# [PROBLEM DESCRIPTION]
Your task is to filter the data below down to the lines holding "ylabel".

# [RECORDS PROVIDED]
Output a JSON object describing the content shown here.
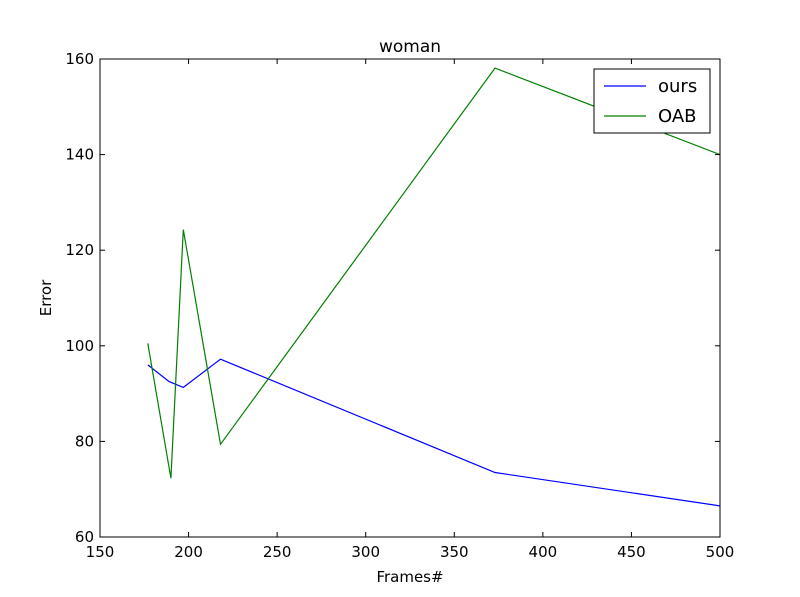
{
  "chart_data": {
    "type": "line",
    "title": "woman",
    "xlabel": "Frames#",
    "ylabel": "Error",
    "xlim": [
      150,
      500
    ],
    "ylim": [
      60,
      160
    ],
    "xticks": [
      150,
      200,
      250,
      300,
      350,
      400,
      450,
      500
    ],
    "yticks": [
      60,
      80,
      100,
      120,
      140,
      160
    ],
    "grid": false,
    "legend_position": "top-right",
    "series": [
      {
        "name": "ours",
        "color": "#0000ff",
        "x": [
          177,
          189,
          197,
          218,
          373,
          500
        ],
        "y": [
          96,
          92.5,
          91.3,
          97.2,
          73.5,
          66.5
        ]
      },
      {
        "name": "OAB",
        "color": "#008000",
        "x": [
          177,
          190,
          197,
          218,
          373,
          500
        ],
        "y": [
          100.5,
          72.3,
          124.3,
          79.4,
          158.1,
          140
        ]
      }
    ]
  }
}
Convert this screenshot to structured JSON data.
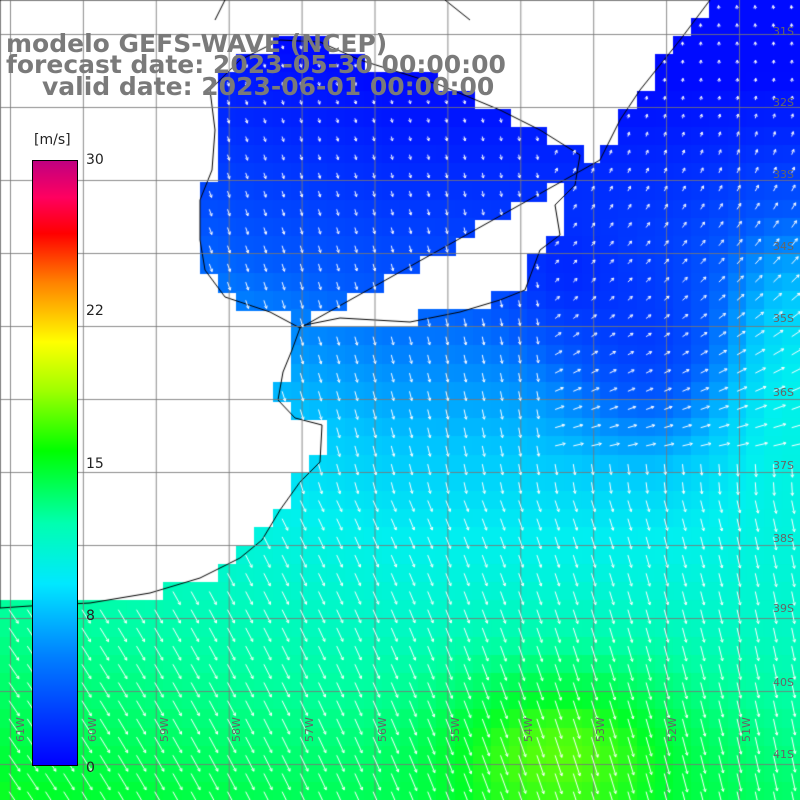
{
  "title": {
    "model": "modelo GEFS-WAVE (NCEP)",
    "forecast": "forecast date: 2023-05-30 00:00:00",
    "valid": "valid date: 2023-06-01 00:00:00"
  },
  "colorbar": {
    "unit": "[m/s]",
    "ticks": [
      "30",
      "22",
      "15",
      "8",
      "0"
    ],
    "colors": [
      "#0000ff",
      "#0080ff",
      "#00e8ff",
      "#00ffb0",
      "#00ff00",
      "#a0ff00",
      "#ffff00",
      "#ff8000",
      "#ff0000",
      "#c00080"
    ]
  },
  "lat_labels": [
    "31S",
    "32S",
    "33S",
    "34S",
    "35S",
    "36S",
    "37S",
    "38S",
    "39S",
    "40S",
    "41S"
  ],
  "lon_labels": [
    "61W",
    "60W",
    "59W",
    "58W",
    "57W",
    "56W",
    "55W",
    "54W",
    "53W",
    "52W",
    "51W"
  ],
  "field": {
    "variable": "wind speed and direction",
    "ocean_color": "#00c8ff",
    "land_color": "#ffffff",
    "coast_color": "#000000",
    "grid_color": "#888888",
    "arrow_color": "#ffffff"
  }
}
---
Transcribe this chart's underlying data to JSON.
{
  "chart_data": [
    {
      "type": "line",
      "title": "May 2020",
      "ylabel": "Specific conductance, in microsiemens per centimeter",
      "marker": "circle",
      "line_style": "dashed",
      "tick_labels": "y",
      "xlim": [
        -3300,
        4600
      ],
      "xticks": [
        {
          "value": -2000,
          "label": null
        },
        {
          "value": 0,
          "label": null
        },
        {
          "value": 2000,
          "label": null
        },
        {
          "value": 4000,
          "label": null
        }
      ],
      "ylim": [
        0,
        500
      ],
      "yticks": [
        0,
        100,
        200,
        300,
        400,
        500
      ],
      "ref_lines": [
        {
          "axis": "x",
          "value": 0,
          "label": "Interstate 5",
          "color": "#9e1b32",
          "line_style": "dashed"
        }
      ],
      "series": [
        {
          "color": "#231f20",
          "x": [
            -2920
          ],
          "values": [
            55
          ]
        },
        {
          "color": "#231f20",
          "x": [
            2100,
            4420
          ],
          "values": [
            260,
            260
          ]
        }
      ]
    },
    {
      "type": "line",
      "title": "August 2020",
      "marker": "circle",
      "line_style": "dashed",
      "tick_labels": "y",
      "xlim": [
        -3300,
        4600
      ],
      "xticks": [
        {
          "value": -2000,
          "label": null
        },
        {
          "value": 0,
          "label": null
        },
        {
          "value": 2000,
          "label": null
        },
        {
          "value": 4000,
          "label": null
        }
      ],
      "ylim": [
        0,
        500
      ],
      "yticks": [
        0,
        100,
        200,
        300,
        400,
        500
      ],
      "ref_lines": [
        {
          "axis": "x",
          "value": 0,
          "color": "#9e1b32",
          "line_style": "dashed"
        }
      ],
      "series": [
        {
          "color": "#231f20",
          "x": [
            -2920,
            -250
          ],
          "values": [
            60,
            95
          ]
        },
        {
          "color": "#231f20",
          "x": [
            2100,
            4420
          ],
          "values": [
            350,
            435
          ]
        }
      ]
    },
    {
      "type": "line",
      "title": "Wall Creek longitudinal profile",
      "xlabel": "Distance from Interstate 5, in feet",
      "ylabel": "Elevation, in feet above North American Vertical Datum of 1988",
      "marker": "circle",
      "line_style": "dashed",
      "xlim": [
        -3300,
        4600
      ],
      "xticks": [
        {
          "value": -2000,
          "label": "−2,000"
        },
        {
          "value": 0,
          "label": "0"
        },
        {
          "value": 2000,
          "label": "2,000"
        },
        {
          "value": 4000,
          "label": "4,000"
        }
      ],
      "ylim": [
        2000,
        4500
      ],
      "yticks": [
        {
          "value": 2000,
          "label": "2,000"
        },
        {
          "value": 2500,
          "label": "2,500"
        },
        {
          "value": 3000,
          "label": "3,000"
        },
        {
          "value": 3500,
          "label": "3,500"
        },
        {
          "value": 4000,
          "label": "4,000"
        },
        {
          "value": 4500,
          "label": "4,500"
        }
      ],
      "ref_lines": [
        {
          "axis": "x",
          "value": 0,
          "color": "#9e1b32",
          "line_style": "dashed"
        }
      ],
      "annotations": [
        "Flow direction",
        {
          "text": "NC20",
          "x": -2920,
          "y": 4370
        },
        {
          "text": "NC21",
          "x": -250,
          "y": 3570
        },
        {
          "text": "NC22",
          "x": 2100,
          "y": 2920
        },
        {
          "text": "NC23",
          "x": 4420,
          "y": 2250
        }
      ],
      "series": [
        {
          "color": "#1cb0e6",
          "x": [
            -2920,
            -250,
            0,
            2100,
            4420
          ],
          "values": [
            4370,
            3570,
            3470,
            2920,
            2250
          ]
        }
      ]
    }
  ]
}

# [RESPONSE TO THE EXERCISE]
    "ylabel": "Error",
      "ylabel": "Specific conductance, in microsiemens per centimeter",
      "ylabel": "Elevation, in feet above North American Vertical Datum of 1988",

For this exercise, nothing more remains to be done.